───── SUPPLIED MATERIAL ─────

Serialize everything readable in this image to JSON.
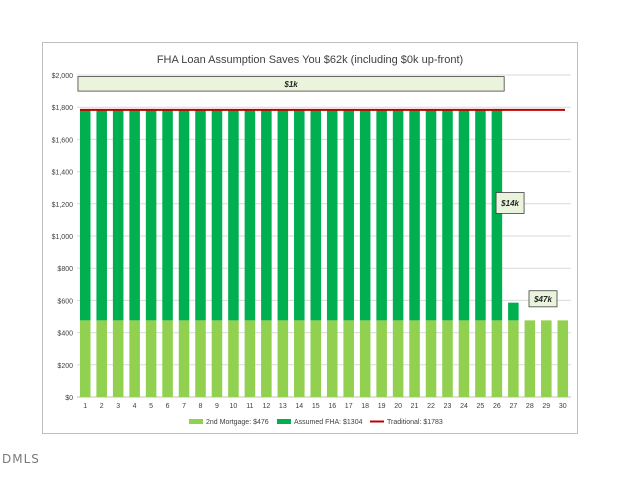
{
  "chart_data": {
    "type": "bar",
    "title": "FHA Loan Assumption Saves You $62k (including $0k up-front)",
    "xlabel": "",
    "ylabel": "",
    "ylim": [
      0,
      2000
    ],
    "y_ticks": [
      "$0",
      "$200",
      "$400",
      "$600",
      "$800",
      "$1,000",
      "$1,200",
      "$1,400",
      "$1,600",
      "$1,800",
      "$2,000"
    ],
    "y_tick_values": [
      0,
      200,
      400,
      600,
      800,
      1000,
      1200,
      1400,
      1600,
      1800,
      2000
    ],
    "categories": [
      "1",
      "2",
      "3",
      "4",
      "5",
      "6",
      "7",
      "8",
      "9",
      "10",
      "11",
      "12",
      "13",
      "14",
      "15",
      "16",
      "17",
      "18",
      "19",
      "20",
      "21",
      "22",
      "23",
      "24",
      "25",
      "26",
      "27",
      "28",
      "29",
      "30"
    ],
    "stacked": true,
    "series": [
      {
        "name": "2nd Mortgage: $476",
        "color": "#92d050",
        "kind": "bar",
        "values": [
          476,
          476,
          476,
          476,
          476,
          476,
          476,
          476,
          476,
          476,
          476,
          476,
          476,
          476,
          476,
          476,
          476,
          476,
          476,
          476,
          476,
          476,
          476,
          476,
          476,
          476,
          476,
          476,
          476,
          476
        ]
      },
      {
        "name": "Assumed FHA: $1304",
        "color": "#00b050",
        "kind": "bar",
        "values": [
          1304,
          1304,
          1304,
          1304,
          1304,
          1304,
          1304,
          1304,
          1304,
          1304,
          1304,
          1304,
          1304,
          1304,
          1304,
          1304,
          1304,
          1304,
          1304,
          1304,
          1304,
          1304,
          1304,
          1304,
          1304,
          1304,
          110,
          0,
          0,
          0
        ]
      },
      {
        "name": "Traditional: $1783",
        "color": "#c00000",
        "kind": "line",
        "value": 1783
      }
    ],
    "annotations": [
      {
        "text": "$1k",
        "from_category": 1,
        "to_category": 26,
        "y_top": 1990,
        "y_bottom": 1900
      },
      {
        "text": "$14k",
        "category": 26.8,
        "y_top": 1270,
        "y_bottom": 1140
      },
      {
        "text": "$47k",
        "category": 28.8,
        "y_top": 660,
        "y_bottom": 560
      }
    ],
    "legend_position": "bottom",
    "grid": true
  },
  "watermark": "DMLS"
}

─────

• _WRITTEN PROBLEM_:
Return every line holding the word "color" from the records.

• _EXERCISE RESPONSE_:
        "color": "#92d050",
        "color": "#00b050",
        "color": "#c00000",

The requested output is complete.